### Brief
In the listing below, find every line with the string "pressure" and pull it out.

--- begin ---

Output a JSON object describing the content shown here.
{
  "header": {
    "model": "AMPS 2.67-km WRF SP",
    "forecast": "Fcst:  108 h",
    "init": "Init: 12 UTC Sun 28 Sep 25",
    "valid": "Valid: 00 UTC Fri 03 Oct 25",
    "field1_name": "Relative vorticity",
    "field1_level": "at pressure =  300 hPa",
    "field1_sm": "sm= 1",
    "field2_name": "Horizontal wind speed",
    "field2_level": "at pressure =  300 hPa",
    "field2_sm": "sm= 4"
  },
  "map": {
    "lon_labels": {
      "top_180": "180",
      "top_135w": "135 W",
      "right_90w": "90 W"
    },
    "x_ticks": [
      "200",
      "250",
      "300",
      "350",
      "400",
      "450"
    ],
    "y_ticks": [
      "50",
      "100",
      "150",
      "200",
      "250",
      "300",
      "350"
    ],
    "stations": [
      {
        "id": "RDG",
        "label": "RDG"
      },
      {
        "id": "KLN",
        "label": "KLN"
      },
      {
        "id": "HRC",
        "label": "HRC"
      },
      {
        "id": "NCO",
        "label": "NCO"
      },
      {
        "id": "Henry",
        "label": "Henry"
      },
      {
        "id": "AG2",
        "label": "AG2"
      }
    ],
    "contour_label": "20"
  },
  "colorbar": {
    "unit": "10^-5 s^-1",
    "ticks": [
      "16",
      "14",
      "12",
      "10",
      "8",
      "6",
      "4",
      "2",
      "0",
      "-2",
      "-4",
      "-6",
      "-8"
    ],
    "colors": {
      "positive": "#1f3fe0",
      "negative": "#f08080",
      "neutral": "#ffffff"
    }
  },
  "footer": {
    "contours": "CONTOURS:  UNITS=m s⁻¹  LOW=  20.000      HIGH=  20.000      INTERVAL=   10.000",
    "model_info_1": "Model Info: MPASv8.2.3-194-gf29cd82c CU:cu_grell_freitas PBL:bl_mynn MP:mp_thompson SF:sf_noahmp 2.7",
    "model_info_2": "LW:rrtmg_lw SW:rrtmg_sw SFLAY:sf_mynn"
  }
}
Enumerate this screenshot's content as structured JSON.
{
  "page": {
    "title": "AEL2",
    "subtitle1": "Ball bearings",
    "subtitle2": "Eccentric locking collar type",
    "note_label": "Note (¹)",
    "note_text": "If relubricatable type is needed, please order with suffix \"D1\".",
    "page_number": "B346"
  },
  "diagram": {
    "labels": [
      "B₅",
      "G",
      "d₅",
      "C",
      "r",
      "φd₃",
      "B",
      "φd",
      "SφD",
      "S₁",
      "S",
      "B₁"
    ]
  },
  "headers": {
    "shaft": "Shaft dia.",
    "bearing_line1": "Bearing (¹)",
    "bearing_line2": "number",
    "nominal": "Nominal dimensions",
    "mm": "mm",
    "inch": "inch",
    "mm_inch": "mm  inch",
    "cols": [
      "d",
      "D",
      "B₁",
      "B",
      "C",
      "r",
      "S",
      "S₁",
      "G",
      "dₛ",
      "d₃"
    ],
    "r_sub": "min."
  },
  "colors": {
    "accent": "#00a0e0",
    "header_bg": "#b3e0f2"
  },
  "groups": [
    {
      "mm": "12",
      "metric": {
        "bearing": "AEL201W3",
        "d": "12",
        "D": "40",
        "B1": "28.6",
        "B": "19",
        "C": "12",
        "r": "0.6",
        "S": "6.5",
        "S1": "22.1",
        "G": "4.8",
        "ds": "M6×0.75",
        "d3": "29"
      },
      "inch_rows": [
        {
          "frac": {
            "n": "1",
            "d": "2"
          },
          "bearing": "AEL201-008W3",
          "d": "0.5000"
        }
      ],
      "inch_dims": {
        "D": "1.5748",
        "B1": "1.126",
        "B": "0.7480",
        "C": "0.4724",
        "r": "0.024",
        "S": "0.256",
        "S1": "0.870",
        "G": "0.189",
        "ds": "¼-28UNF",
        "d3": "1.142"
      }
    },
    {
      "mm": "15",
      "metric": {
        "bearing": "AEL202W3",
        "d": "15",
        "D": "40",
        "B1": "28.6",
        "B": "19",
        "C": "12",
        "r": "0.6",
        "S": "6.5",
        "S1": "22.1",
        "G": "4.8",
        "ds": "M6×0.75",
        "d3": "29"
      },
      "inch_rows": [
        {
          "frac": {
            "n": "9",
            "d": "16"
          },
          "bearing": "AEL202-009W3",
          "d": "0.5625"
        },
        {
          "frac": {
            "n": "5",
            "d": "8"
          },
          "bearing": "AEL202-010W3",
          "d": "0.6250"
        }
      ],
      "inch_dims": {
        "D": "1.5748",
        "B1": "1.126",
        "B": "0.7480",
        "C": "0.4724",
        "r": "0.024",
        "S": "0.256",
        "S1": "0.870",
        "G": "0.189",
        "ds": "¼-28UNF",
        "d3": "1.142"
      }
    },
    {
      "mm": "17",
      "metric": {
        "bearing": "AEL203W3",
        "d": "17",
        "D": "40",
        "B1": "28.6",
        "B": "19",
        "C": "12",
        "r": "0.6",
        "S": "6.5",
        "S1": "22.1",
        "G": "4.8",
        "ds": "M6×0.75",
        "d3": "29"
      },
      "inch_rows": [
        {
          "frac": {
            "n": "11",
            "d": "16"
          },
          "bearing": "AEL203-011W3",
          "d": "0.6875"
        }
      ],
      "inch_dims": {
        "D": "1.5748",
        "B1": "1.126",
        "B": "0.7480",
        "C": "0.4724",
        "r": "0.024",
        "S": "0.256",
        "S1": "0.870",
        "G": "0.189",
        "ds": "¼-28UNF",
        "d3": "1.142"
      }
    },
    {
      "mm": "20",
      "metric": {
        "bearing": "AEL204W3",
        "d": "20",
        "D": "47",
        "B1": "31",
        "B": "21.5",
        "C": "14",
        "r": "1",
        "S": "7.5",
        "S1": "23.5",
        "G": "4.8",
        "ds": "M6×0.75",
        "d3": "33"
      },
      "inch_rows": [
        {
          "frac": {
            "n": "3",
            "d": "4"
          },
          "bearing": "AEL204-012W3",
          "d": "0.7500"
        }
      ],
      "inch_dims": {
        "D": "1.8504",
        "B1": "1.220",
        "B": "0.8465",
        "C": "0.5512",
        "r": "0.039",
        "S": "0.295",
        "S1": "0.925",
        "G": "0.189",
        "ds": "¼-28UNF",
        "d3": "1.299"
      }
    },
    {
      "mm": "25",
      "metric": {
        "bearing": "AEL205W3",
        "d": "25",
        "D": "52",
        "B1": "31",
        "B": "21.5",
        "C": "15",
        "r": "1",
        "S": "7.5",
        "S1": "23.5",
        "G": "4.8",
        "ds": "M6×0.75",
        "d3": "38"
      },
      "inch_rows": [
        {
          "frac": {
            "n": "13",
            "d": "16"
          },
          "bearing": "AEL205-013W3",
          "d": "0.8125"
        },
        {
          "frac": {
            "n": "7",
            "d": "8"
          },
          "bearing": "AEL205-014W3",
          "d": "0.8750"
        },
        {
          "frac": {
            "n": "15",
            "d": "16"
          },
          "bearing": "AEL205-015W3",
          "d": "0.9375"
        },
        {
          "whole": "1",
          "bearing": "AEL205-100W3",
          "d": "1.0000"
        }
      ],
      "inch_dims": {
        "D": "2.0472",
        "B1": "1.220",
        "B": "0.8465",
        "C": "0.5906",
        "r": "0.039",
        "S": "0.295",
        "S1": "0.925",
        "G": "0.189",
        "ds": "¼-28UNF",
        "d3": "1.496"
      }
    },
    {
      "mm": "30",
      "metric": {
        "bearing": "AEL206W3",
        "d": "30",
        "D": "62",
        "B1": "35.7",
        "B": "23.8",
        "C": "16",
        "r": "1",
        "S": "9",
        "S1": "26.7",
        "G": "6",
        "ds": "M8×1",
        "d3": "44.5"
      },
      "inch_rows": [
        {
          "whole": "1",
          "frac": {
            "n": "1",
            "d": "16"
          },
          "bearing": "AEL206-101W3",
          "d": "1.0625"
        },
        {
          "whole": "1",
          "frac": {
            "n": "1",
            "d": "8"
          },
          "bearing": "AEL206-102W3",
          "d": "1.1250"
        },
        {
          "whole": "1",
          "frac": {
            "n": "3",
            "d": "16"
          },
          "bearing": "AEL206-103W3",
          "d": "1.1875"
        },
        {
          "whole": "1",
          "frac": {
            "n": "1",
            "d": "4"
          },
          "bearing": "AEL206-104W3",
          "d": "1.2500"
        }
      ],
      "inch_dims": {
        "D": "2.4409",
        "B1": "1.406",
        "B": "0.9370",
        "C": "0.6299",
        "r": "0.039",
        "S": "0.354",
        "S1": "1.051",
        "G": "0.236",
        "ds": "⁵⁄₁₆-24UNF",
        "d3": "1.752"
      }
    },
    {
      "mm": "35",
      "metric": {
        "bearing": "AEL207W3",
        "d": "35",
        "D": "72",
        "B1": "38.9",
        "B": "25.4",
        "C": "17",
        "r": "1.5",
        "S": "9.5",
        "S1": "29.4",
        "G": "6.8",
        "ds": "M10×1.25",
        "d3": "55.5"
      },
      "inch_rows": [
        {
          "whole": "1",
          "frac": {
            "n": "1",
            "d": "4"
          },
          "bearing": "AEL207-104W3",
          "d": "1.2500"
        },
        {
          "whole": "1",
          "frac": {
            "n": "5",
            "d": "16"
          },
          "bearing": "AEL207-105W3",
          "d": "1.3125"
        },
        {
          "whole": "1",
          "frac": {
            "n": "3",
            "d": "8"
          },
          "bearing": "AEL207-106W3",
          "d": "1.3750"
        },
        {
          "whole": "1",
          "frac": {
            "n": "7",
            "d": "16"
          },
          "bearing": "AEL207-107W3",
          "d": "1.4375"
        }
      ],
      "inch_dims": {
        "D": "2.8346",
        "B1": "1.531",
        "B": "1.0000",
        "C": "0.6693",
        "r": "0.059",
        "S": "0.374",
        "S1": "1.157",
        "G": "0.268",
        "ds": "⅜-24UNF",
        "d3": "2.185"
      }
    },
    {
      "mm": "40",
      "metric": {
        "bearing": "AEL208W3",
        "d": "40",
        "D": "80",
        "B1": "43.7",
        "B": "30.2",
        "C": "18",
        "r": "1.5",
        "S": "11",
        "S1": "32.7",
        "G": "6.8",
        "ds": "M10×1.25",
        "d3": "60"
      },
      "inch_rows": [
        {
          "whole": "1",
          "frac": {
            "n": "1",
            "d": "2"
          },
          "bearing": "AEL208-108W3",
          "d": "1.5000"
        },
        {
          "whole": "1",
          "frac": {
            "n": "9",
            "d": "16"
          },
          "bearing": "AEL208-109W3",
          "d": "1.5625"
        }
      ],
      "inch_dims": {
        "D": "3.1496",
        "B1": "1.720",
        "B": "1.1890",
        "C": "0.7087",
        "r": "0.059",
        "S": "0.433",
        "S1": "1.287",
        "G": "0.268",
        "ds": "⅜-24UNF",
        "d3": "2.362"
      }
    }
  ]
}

--- end ---

### Solution to the problem
    "field1_level": "at pressure =  300 hPa",
    "field2_level": "at pressure =  300 hPa",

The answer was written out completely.